§ Input:
++++++++++
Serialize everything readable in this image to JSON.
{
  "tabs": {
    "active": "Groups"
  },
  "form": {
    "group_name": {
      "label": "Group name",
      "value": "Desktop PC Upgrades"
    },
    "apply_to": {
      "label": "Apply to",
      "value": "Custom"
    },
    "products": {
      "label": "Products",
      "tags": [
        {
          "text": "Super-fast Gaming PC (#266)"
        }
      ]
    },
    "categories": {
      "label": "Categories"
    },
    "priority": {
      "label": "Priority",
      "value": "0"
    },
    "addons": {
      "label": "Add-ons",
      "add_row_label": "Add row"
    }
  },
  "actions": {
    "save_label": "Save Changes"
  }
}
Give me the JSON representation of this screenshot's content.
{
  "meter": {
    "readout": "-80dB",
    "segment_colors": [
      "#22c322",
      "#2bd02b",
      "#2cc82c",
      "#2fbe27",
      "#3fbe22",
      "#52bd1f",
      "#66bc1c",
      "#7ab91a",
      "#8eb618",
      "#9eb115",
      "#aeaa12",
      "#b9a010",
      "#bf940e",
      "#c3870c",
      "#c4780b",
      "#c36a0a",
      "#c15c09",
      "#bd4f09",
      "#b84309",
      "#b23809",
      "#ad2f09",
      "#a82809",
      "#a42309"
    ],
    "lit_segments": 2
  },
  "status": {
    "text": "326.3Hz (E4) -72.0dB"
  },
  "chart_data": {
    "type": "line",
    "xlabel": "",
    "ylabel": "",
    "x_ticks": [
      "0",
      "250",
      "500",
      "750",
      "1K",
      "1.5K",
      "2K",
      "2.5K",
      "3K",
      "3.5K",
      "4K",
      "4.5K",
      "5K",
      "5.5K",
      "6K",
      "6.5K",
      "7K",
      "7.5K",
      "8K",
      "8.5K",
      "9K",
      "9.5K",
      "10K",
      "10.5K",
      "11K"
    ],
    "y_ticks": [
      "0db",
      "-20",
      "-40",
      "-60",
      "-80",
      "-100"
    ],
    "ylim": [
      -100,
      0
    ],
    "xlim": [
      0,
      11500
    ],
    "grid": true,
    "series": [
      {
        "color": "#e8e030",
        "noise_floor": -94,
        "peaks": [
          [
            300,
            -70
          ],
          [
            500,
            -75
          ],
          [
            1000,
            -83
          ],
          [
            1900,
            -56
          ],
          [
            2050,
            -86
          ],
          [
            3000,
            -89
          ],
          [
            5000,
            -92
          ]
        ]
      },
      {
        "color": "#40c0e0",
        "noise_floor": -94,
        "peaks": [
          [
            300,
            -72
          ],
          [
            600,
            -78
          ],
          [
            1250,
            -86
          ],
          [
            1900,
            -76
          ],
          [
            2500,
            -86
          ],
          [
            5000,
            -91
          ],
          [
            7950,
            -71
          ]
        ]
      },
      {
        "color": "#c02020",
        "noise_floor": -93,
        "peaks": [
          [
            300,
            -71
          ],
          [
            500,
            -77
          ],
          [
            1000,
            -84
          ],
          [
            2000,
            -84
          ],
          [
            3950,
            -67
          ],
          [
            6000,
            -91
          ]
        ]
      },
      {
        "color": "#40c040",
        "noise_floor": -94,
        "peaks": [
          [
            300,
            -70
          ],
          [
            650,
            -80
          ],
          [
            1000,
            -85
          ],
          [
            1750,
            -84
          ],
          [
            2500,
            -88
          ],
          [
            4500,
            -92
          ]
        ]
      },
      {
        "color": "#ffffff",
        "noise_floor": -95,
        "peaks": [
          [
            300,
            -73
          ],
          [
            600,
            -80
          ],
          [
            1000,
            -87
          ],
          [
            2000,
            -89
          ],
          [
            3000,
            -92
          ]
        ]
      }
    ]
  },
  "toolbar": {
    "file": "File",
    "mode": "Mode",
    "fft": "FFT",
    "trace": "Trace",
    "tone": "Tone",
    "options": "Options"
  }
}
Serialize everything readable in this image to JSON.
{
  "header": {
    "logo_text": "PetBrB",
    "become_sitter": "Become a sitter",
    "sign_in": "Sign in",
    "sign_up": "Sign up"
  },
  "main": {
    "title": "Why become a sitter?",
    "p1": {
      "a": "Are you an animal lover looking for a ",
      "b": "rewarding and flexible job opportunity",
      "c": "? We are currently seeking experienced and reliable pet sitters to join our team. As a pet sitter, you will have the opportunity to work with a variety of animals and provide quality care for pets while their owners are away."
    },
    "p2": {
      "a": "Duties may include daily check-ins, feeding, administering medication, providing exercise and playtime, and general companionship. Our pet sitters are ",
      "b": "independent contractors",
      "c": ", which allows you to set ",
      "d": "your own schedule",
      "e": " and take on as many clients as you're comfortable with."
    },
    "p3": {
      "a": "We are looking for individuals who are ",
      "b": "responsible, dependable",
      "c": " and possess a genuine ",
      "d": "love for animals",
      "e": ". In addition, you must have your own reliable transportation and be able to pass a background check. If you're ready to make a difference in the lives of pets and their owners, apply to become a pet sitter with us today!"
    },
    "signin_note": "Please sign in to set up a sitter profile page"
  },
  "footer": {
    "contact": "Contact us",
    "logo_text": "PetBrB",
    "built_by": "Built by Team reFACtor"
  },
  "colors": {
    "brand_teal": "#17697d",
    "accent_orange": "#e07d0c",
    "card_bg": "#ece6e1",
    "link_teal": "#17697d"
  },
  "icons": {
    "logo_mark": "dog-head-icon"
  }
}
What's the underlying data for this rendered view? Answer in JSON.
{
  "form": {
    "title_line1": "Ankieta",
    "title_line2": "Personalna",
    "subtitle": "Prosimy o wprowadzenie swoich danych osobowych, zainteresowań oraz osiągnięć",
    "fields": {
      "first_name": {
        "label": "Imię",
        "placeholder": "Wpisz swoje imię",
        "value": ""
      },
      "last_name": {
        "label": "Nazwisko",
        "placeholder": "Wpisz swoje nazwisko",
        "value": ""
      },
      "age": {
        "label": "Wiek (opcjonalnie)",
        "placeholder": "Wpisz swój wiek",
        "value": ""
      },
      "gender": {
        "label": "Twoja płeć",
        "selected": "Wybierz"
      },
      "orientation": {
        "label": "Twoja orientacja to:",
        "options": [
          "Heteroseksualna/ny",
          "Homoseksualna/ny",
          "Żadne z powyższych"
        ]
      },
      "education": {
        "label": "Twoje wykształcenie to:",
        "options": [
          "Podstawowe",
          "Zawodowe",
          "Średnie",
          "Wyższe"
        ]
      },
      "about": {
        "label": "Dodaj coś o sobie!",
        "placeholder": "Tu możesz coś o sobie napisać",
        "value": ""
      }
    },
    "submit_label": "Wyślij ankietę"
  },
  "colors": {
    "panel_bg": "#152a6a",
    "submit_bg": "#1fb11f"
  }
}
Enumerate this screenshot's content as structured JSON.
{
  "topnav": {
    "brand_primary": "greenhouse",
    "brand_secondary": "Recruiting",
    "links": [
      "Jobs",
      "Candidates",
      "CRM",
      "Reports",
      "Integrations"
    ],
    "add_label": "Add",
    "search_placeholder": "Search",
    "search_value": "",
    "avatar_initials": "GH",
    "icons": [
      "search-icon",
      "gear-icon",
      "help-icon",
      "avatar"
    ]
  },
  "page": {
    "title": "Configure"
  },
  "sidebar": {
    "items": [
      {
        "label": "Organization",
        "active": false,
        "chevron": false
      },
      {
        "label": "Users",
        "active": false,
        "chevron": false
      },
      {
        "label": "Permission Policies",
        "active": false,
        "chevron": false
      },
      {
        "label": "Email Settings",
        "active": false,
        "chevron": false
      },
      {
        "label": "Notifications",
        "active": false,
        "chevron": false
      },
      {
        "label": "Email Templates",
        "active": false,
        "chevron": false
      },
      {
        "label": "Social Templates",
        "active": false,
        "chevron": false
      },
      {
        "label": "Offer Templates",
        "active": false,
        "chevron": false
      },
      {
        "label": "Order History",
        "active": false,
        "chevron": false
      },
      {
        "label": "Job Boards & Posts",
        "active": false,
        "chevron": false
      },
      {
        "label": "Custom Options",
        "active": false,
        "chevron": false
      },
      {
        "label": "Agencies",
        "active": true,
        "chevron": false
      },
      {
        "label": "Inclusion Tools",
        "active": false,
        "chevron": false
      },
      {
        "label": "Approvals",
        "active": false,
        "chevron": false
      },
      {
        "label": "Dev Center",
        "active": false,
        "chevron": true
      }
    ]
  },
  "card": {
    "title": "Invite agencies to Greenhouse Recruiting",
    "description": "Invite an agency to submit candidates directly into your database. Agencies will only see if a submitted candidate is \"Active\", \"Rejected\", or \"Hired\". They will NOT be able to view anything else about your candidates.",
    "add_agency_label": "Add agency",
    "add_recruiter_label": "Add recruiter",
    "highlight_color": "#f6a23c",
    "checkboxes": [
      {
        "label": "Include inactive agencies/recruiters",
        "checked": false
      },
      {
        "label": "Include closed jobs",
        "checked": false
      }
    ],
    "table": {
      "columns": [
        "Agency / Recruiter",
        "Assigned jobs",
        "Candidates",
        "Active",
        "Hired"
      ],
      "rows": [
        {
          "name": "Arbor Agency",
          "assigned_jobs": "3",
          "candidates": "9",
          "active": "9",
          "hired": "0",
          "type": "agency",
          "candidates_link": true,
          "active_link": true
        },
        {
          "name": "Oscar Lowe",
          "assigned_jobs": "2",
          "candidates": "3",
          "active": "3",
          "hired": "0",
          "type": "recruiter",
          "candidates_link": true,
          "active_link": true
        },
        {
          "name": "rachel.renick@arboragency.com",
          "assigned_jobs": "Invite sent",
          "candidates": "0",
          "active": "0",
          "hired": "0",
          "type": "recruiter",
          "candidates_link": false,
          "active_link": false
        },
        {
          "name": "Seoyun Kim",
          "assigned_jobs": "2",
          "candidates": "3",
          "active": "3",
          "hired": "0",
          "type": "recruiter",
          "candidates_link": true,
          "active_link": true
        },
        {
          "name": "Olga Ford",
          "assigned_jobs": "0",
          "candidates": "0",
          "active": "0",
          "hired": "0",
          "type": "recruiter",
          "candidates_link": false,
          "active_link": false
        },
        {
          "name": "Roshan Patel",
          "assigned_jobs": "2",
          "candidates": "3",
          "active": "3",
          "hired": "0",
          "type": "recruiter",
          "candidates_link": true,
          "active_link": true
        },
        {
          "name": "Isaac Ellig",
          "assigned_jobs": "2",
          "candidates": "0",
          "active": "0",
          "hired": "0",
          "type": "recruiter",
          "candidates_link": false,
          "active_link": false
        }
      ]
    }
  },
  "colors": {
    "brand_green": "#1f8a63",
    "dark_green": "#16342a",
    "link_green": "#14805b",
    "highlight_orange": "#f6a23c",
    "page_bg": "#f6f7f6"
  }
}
++++++++++
§ What you are asked to do: Read the entries above, then pull out the lines that include "Templates".

§ Solution for this exercise:
        "label": "Email Templates",
        "label": "Social Templates",
        "label": "Offer Templates",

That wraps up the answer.